▸ Stored items
((
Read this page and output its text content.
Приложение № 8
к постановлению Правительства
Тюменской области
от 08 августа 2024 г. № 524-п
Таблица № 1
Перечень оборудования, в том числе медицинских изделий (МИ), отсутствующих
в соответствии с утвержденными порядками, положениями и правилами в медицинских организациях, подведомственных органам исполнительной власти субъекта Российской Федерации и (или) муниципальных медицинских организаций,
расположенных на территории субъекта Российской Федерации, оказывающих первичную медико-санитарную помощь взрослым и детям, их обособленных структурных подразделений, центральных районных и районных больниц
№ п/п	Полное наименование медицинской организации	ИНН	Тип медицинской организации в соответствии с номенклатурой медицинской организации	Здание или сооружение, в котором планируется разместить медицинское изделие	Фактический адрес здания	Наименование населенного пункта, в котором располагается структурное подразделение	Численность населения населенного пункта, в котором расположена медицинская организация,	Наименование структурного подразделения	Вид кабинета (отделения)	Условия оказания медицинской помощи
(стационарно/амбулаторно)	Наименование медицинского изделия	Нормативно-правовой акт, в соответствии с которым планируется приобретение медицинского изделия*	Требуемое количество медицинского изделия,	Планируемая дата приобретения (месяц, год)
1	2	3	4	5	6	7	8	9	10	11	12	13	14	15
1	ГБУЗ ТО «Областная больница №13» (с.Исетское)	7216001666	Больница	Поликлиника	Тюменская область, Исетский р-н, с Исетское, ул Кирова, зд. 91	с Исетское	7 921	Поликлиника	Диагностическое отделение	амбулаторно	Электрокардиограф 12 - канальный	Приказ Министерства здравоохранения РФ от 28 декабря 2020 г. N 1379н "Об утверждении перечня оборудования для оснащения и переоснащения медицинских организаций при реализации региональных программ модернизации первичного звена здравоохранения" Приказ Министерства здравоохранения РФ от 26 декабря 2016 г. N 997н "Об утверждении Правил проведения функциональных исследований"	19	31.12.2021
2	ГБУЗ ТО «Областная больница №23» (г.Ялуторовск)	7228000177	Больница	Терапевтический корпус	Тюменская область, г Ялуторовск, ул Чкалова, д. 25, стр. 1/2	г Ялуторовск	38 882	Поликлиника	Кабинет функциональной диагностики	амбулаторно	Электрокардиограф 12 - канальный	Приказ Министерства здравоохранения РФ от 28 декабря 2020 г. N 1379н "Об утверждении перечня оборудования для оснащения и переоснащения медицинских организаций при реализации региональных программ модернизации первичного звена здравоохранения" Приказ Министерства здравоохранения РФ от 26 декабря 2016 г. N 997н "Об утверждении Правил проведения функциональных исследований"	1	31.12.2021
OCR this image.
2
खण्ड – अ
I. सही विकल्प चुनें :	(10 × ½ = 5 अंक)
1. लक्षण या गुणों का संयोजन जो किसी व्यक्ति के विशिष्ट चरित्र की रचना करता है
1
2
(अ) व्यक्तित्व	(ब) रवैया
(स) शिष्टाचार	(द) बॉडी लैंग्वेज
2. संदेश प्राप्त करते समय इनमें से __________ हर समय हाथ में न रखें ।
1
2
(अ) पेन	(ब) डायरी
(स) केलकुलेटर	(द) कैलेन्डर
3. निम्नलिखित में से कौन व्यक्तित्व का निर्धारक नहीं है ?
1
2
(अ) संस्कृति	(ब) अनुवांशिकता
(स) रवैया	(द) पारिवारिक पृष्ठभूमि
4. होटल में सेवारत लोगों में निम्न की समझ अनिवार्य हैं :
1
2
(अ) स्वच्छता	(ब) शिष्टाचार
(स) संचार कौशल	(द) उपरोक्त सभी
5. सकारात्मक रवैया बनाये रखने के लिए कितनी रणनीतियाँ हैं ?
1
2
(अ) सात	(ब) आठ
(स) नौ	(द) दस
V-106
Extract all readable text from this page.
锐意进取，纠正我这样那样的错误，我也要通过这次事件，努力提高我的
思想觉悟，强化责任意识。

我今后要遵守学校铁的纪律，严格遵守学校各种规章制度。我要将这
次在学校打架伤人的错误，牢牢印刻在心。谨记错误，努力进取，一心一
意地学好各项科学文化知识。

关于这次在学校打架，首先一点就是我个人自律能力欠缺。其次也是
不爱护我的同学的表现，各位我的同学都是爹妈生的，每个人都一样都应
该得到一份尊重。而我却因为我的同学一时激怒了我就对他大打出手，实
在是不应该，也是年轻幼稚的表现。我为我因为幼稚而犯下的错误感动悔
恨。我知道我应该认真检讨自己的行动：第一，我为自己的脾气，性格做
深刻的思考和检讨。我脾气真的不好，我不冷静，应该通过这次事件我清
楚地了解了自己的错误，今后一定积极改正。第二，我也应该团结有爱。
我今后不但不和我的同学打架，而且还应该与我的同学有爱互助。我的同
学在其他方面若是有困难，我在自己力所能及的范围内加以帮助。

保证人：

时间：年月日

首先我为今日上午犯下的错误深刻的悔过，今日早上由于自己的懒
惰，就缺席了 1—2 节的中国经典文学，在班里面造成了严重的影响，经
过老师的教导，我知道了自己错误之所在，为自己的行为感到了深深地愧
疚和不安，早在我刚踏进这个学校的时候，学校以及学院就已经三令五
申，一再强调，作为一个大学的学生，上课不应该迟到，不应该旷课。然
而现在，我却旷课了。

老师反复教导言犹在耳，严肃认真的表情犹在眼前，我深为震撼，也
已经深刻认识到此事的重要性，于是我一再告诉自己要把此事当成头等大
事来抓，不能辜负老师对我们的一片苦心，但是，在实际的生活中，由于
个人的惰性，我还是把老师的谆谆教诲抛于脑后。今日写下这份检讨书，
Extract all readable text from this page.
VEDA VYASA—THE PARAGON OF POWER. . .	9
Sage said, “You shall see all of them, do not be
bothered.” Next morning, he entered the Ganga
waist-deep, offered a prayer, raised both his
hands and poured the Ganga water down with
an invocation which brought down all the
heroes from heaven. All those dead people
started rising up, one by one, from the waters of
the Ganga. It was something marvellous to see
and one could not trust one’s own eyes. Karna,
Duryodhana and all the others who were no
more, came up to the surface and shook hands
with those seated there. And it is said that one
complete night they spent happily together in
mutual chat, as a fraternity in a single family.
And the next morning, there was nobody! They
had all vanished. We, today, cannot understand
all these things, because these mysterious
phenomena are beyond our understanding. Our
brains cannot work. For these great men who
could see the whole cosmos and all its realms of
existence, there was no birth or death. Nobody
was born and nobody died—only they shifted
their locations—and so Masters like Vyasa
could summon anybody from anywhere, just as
))
▸ EXERCISE GOAL
Please output the entire listing exactly as it stands.

▸ ANSWER FOR THE TASK
Read this page and output its text content.
Приложение № 8
к постановлению Правительства
Тюменской области
от 08 августа 2024 г. № 524-п
Таблица № 1
Перечень оборудования, в том числе медицинских изделий (МИ), отсутствующих
в соответствии с утвержденными порядками, положениями и правилами в медицинских организациях, подведомственных органам исполнительной власти субъекта Российской Федерации и (или) муниципальных медицинских организаций,
расположенных на территории субъекта Российской Федерации, оказывающих первичную медико-санитарную помощь взрослым и детям, их обособленных структурных подразделений, центральных районных и районных больниц
№ п/п	Полное наименование медицинской организации	ИНН	Тип медицинской организации в соответствии с номенклатурой медицинской организации	Здание или сооружение, в котором планируется разместить медицинское изделие	Фактический адрес здания	Наименование населенного пункта, в котором располагается структурное подразделение	Численность населения населенного пункта, в котором расположена медицинская организация,	Наименование структурного подразделения	Вид кабинета (отделения)	Условия оказания медицинской помощи
(стационарно/амбулаторно)	Наименование медицинского изделия	Нормативно-правовой акт, в соответствии с которым планируется приобретение медицинского изделия*	Требуемое количество медицинского изделия,	Планируемая дата приобретения (месяц, год)
1	2	3	4	5	6	7	8	9	10	11	12	13	14	15
1	ГБУЗ ТО «Областная больница №13» (с.Исетское)	7216001666	Больница	Поликлиника	Тюменская область, Исетский р-н, с Исетское, ул Кирова, зд. 91	с Исетское	7 921	Поликлиника	Диагностическое отделение	амбулаторно	Электрокардиограф 12 - канальный	Приказ Министерства здравоохранения РФ от 28 декабря 2020 г. N 1379н "Об утверждении перечня оборудования для оснащения и переоснащения медицинских организаций при реализации региональных программ модернизации первичного звена здравоохранения" Приказ Министерства здравоохранения РФ от 26 декабря 2016 г. N 997н "Об утверждении Правил проведения функциональных исследований"	19	31.12.2021
2	ГБУЗ ТО «Областная больница №23» (г.Ялуторовск)	7228000177	Больница	Терапевтический корпус	Тюменская область, г Ялуторовск, ул Чкалова, д. 25, стр. 1/2	г Ялуторовск	38 882	Поликлиника	Кабинет функциональной диагностики	амбулаторно	Электрокардиограф 12 - канальный	Приказ Министерства здравоохранения РФ от 28 декабря 2020 г. N 1379н "Об утверждении перечня оборудования для оснащения и переоснащения медицинских организаций при реализации региональных программ модернизации первичного звена здравоохранения" Приказ Министерства здравоохранения РФ от 26 декабря 2016 г. N 997н "Об утверждении Правил проведения функциональных исследований"	1	31.12.2021
OCR this image.
2
खण्ड – अ
I. सही विकल्प चुनें :	(10 × ½ = 5 अंक)
1. लक्षण या गुणों का संयोजन जो किसी व्यक्ति के विशिष्ट चरित्र की रचना करता है
1
2
(अ) व्यक्तित्व	(ब) रवैया
(स) शिष्टाचार	(द) बॉडी लैंग्वेज
2. संदेश प्राप्त करते समय इनमें से __________ हर समय हाथ में न रखें ।
1
2
(अ) पेन	(ब) डायरी
(स) केलकुलेटर	(द) कैलेन्डर
3. निम्नलिखित में से कौन व्यक्तित्व का निर्धारक नहीं है ?
1
2
(अ) संस्कृति	(ब) अनुवांशिकता
(स) रवैया	(द) पारिवारिक पृष्ठभूमि
4. होटल में सेवारत लोगों में निम्न की समझ अनिवार्य हैं :
1
2
(अ) स्वच्छता	(ब) शिष्टाचार
(स) संचार कौशल	(द) उपरोक्त सभी
5. सकारात्मक रवैया बनाये रखने के लिए कितनी रणनीतियाँ हैं ?
1
2
(अ) सात	(ब) आठ
(स) नौ	(द) दस
V-106
Extract all readable text from this page.
锐意进取，纠正我这样那样的错误，我也要通过这次事件，努力提高我的
思想觉悟，强化责任意识。

我今后要遵守学校铁的纪律，严格遵守学校各种规章制度。我要将这
次在学校打架伤人的错误，牢牢印刻在心。谨记错误，努力进取，一心一
意地学好各项科学文化知识。

关于这次在学校打架，首先一点就是我个人自律能力欠缺。其次也是
不爱护我的同学的表现，各位我的同学都是爹妈生的，每个人都一样都应
该得到一份尊重。而我却因为我的同学一时激怒了我就对他大打出手，实
在是不应该，也是年轻幼稚的表现。我为我因为幼稚而犯下的错误感动悔
恨。我知道我应该认真检讨自己的行动：第一，我为自己的脾气，性格做
深刻的思考和检讨。我脾气真的不好，我不冷静，应该通过这次事件我清
楚地了解了自己的错误，今后一定积极改正。第二，我也应该团结有爱。
我今后不但不和我的同学打架，而且还应该与我的同学有爱互助。我的同
学在其他方面若是有困难，我在自己力所能及的范围内加以帮助。

保证人：

时间：年月日

首先我为今日上午犯下的错误深刻的悔过，今日早上由于自己的懒
惰，就缺席了 1—2 节的中国经典文学，在班里面造成了严重的影响，经
过老师的教导，我知道了自己错误之所在，为自己的行为感到了深深地愧
疚和不安，早在我刚踏进这个学校的时候，学校以及学院就已经三令五
申，一再强调，作为一个大学的学生，上课不应该迟到，不应该旷课。然
而现在，我却旷课了。

老师反复教导言犹在耳，严肃认真的表情犹在眼前，我深为震撼，也
已经深刻认识到此事的重要性，于是我一再告诉自己要把此事当成头等大
事来抓，不能辜负老师对我们的一片苦心，但是，在实际的生活中，由于
个人的惰性，我还是把老师的谆谆教诲抛于脑后。今日写下这份检讨书，
Extract all readable text from this page.
VEDA VYASA—THE PARAGON OF POWER. . .	9
Sage said, “You shall see all of them, do not be
bothered.” Next morning, he entered the Ganga
waist-deep, offered a prayer, raised both his
hands and poured the Ganga water down with
an invocation which brought down all the
heroes from heaven. All those dead people
started rising up, one by one, from the waters of
the Ganga. It was something marvellous to see
and one could not trust one’s own eyes. Karna,
Duryodhana and all the others who were no
more, came up to the surface and shook hands
with those seated there. And it is said that one
complete night they spent happily together in
mutual chat, as a fraternity in a single family.
And the next morning, there was nobody! They
had all vanished. We, today, cannot understand
all these things, because these mysterious
phenomena are beyond our understanding. Our
brains cannot work. For these great men who
could see the whole cosmos and all its realms of
existence, there was no birth or death. Nobody
was born and nobody died—only they shifted
their locations—and so Masters like Vyasa
could summon anybody from anywhere, just as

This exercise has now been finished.